>>

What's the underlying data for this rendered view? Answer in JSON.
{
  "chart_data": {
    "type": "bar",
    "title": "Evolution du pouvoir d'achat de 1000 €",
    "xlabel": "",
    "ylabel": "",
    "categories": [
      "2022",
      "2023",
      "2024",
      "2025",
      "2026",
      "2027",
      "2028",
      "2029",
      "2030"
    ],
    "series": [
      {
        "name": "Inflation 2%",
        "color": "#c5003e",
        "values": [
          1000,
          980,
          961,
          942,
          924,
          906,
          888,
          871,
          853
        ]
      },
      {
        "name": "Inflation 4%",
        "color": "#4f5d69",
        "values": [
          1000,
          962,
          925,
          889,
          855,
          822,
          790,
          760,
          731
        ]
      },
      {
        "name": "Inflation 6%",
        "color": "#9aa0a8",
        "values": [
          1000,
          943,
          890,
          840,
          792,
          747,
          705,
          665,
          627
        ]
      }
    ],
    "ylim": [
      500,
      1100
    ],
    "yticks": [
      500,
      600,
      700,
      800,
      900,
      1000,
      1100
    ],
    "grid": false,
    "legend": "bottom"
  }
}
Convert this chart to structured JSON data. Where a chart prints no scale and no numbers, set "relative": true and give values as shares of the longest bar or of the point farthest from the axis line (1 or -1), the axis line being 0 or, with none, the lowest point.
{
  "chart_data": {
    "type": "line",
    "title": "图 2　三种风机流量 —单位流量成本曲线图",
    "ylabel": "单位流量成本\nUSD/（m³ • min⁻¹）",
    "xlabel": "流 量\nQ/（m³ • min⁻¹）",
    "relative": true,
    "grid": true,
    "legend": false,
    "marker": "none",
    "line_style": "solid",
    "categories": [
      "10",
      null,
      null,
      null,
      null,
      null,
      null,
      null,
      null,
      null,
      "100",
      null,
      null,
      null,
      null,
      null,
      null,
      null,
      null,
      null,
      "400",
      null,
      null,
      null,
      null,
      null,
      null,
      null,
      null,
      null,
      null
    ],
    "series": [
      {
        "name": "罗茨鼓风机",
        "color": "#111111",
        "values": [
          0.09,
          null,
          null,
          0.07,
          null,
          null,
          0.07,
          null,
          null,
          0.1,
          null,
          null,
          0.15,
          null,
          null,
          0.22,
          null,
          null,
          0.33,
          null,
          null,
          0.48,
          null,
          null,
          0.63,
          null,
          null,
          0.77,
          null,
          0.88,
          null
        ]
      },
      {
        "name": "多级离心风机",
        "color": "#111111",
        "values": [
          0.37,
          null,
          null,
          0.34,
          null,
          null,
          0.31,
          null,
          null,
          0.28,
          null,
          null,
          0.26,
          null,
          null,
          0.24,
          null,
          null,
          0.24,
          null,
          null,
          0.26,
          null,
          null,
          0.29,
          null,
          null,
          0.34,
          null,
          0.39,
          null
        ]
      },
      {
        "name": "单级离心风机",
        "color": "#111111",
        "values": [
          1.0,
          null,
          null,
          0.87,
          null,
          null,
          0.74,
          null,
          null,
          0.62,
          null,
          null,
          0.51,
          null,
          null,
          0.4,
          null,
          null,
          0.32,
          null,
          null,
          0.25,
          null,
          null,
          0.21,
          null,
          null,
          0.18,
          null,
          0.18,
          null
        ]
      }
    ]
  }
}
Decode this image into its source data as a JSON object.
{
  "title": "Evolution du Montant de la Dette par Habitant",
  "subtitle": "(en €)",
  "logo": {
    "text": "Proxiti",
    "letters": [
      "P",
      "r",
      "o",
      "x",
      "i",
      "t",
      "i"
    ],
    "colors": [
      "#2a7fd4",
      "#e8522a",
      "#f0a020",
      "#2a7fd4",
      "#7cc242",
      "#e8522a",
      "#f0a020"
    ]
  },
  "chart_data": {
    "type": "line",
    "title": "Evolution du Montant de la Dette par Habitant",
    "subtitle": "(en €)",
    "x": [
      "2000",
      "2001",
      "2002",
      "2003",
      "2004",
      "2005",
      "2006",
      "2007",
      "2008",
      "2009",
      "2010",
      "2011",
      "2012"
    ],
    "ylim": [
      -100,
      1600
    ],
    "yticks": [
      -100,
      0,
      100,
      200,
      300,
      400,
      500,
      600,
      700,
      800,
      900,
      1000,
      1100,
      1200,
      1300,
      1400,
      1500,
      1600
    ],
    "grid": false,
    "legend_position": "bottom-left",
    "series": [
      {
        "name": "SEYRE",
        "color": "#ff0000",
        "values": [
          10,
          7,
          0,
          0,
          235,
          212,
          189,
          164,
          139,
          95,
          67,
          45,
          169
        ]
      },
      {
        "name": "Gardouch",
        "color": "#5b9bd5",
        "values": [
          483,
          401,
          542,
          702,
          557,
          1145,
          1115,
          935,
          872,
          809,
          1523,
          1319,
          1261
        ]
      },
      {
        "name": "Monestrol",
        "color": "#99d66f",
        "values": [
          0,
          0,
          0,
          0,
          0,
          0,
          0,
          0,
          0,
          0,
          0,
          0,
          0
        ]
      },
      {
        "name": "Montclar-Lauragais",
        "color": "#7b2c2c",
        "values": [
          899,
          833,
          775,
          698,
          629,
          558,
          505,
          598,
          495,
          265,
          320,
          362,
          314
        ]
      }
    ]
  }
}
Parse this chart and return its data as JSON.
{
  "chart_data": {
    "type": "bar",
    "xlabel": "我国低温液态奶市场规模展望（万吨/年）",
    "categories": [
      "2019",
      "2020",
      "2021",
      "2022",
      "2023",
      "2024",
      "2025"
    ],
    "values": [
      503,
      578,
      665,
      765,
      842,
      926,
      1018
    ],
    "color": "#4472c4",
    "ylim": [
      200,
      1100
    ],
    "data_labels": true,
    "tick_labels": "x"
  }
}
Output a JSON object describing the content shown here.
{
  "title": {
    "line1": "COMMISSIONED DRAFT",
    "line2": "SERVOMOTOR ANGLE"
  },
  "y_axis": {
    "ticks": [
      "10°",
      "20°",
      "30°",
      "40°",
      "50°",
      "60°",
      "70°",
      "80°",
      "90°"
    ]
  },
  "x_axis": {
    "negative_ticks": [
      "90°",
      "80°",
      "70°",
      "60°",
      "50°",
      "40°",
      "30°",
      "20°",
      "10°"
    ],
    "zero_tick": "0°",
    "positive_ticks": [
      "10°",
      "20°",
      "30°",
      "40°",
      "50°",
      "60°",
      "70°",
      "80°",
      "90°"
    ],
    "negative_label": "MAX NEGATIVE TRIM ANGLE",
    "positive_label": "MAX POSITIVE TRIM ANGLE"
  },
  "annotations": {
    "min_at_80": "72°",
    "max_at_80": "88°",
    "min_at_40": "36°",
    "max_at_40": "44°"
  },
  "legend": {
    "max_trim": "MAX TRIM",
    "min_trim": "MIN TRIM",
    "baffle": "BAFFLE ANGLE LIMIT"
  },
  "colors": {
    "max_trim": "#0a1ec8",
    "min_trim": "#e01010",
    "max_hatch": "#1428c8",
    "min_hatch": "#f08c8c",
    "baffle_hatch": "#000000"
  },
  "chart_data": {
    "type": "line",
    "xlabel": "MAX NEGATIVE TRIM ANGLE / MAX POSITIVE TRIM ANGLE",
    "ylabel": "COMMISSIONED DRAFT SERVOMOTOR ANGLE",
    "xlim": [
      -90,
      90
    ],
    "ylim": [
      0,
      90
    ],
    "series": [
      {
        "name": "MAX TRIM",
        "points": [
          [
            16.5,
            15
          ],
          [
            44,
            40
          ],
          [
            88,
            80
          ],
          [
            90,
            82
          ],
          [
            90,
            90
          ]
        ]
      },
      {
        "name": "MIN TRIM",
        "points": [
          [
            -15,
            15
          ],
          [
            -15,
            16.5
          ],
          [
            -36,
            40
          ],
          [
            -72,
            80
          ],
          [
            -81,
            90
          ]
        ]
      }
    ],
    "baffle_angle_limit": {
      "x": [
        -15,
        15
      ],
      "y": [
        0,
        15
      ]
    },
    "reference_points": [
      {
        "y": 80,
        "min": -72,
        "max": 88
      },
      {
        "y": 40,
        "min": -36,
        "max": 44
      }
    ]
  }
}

<<

_What to produce_
Search the data above for the string "none" and return every line that has it.

_Answer to the task_
Convert this chart to structured JSON data. Where a chart prints no scale and no numbers, set "relative": true and give values as shares of the longest bar or of the point farthest from the axis line (1 or -1), the axis line being 0 or, with none, the lowest point.
    "marker": "none",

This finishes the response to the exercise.